*DATA EXCERPTS:*
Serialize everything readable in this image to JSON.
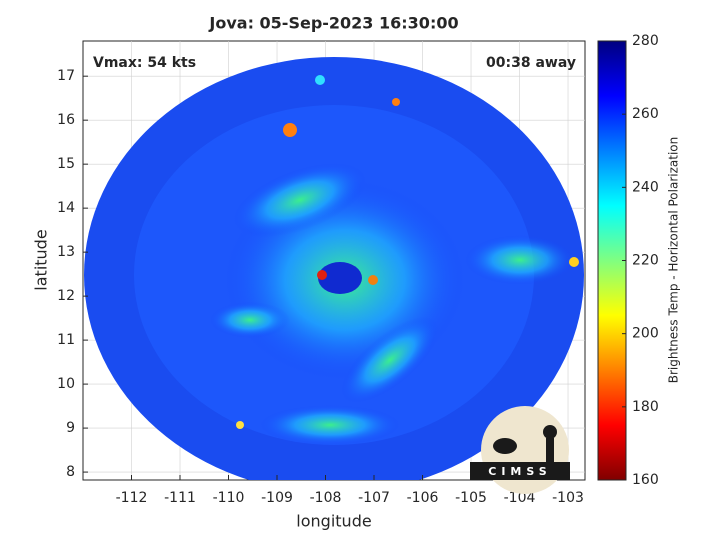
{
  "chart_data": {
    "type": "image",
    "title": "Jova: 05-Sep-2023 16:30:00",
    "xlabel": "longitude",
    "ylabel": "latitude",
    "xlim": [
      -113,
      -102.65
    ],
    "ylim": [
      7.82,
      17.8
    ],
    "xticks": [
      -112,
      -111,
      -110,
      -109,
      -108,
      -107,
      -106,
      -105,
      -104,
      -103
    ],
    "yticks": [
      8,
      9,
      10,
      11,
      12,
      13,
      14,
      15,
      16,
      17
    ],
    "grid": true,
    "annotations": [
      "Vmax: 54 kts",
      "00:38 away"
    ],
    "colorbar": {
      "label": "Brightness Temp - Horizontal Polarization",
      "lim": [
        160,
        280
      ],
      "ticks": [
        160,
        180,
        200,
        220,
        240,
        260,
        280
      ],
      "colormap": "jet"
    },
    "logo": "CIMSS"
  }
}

*WHAT YOU NEED TO DO:* Please repeat the entries exactly. Do not include the pictures.

*OUTPUT OF THE TASK:*
Serialize everything readable in this image to JSON.
{
  "chart_data": {
    "type": "image",
    "title": "Jova: 05-Sep-2023 16:30:00",
    "xlabel": "longitude",
    "ylabel": "latitude",
    "xlim": [
      -113,
      -102.65
    ],
    "ylim": [
      7.82,
      17.8
    ],
    "xticks": [
      -112,
      -111,
      -110,
      -109,
      -108,
      -107,
      -106,
      -105,
      -104,
      -103
    ],
    "yticks": [
      8,
      9,
      10,
      11,
      12,
      13,
      14,
      15,
      16,
      17
    ],
    "grid": true,
    "annotations": [
      "Vmax: 54 kts",
      "00:38 away"
    ],
    "colorbar": {
      "label": "Brightness Temp - Horizontal Polarization",
      "lim": [
        160,
        280
      ],
      "ticks": [
        160,
        180,
        200,
        220,
        240,
        260,
        280
      ],
      "colormap": "jet"
    },
    "logo": "CIMSS"
  }
}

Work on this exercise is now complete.